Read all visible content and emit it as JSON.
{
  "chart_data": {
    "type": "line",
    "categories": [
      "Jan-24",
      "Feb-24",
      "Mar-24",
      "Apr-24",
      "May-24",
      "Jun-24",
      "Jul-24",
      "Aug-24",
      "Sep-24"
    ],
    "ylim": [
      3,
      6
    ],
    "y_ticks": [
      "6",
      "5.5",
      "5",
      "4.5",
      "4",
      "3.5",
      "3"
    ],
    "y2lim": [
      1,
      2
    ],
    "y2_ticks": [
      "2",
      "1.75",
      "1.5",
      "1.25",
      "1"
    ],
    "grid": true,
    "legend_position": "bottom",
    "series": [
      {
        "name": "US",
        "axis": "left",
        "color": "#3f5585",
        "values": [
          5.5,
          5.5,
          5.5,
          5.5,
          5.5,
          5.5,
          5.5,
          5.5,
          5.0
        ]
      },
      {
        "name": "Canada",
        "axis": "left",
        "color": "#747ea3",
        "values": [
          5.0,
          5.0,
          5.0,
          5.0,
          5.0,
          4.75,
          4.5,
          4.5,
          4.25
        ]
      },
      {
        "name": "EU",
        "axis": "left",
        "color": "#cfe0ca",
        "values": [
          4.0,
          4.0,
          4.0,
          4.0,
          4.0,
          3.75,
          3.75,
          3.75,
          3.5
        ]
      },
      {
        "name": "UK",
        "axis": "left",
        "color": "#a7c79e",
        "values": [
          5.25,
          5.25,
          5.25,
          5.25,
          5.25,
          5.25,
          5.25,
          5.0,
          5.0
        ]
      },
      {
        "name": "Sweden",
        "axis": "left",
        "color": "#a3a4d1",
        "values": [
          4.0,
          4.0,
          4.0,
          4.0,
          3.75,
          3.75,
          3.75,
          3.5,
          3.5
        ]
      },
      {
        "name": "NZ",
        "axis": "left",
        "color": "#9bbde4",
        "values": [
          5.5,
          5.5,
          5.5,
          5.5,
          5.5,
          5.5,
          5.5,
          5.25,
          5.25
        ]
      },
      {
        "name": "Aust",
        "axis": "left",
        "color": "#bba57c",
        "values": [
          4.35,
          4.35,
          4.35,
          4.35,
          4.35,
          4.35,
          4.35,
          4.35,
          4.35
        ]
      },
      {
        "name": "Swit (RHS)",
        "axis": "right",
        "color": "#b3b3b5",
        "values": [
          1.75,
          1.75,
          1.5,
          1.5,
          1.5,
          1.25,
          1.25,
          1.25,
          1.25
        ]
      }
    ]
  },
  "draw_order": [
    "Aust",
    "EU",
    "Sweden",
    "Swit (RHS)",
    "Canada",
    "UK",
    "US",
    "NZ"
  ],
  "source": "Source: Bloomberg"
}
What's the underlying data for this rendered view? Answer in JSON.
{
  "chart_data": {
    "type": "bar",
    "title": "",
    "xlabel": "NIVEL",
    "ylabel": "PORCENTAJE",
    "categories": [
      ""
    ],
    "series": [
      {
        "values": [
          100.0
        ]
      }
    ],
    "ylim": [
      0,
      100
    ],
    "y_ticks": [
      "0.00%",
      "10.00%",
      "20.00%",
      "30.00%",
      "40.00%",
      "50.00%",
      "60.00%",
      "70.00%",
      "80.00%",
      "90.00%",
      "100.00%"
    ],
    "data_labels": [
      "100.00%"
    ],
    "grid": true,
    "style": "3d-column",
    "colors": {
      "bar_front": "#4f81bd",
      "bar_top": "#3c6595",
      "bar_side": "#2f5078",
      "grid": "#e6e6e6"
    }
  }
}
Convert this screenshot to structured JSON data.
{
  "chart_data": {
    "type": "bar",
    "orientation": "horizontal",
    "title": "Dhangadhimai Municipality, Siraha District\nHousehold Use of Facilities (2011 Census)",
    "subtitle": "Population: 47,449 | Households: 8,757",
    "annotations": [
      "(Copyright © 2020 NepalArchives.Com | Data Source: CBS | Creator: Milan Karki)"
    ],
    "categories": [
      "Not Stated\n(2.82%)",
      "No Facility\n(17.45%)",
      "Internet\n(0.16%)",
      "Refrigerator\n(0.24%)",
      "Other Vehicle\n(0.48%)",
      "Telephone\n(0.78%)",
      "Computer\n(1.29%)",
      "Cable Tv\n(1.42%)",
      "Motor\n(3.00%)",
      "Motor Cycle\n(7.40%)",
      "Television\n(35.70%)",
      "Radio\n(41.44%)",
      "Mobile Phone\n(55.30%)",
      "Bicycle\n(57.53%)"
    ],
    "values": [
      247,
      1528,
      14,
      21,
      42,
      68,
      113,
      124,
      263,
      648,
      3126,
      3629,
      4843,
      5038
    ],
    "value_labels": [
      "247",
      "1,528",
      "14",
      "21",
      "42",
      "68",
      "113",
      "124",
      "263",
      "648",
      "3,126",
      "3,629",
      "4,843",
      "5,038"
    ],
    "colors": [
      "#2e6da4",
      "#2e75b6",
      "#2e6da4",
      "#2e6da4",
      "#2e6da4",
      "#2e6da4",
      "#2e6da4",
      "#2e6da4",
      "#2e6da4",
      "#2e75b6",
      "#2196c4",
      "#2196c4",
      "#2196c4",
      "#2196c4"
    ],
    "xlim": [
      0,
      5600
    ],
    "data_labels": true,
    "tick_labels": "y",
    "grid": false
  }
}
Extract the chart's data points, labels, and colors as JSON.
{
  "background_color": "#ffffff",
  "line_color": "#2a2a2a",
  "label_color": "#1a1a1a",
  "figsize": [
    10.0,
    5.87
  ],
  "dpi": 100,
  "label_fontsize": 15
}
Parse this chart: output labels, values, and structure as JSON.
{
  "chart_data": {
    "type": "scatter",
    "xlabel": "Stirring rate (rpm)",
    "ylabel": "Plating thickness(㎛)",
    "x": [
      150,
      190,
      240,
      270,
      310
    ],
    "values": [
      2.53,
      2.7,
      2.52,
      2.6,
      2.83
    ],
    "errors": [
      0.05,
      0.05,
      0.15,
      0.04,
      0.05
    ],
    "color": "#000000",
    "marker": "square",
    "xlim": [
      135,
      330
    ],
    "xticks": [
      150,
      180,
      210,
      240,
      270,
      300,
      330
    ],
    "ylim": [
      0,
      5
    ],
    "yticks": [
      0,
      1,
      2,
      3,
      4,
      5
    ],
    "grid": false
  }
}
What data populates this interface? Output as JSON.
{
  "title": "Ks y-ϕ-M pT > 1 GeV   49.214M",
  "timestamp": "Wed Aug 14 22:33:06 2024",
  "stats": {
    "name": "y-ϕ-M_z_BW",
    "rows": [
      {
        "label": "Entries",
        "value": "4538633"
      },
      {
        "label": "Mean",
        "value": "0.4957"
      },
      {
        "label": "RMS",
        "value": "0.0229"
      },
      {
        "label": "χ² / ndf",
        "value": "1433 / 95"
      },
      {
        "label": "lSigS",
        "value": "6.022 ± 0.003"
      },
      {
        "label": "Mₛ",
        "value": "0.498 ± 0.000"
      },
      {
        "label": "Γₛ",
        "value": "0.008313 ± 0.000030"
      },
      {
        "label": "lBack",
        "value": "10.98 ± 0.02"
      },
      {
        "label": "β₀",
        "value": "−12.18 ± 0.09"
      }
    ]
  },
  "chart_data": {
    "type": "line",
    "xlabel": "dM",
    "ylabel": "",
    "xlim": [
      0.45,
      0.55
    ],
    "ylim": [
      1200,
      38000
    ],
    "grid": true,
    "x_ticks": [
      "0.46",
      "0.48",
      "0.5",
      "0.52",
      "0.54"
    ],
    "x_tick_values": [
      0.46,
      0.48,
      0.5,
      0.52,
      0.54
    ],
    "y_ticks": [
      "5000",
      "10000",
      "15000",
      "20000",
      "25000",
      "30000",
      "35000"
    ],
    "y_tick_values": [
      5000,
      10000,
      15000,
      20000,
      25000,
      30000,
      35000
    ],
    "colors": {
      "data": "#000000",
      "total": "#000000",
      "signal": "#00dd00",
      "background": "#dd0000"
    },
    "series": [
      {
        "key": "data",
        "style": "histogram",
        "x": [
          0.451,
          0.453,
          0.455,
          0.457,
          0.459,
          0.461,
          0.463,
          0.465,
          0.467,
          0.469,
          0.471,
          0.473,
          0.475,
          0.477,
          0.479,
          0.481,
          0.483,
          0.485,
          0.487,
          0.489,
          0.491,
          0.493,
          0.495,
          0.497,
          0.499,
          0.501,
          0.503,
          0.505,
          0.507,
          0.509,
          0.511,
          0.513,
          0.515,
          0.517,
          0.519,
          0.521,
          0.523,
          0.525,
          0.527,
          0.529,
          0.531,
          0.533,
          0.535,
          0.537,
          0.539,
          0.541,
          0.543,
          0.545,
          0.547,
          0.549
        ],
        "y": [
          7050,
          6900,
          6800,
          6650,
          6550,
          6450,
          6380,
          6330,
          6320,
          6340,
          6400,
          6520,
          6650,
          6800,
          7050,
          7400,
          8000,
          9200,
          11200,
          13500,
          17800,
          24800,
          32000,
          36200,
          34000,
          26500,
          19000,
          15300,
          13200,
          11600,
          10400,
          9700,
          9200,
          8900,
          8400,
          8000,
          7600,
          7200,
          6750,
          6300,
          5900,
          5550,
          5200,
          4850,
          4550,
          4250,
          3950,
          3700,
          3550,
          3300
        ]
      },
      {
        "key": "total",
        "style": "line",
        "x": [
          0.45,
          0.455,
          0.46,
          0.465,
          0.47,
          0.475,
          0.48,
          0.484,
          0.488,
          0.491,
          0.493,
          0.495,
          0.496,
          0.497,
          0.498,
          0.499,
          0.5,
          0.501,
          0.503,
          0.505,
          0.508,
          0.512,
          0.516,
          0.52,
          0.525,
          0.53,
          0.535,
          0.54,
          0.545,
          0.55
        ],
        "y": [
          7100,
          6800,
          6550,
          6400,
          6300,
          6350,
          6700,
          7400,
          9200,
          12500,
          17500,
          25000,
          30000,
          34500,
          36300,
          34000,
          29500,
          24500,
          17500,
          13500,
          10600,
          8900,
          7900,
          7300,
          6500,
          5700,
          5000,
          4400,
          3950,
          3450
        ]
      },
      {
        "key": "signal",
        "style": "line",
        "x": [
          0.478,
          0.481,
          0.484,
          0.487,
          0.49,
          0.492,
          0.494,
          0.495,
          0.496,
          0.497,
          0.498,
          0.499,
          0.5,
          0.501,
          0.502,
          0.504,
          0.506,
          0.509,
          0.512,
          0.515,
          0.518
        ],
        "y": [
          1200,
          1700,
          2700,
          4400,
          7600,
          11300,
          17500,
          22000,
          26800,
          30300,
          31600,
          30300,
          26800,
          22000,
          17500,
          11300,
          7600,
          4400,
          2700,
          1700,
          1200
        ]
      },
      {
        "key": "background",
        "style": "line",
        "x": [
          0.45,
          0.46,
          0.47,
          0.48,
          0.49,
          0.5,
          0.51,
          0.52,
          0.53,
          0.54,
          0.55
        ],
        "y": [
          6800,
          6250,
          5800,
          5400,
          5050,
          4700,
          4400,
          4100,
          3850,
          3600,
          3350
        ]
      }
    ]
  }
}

DESCRIPTION OF THE TASK ::
Pick out the lines that contain "name" and copy them.

OUTPUT FOR THIS TASK ::
        "name": "US",
        "name": "Canada",
        "name": "EU",
        "name": "UK",
        "name": "Sweden",
        "name": "NZ",
        "name": "Aust",
        "name": "Swit (RHS)",
    "name": "y-ϕ-M_z_BW",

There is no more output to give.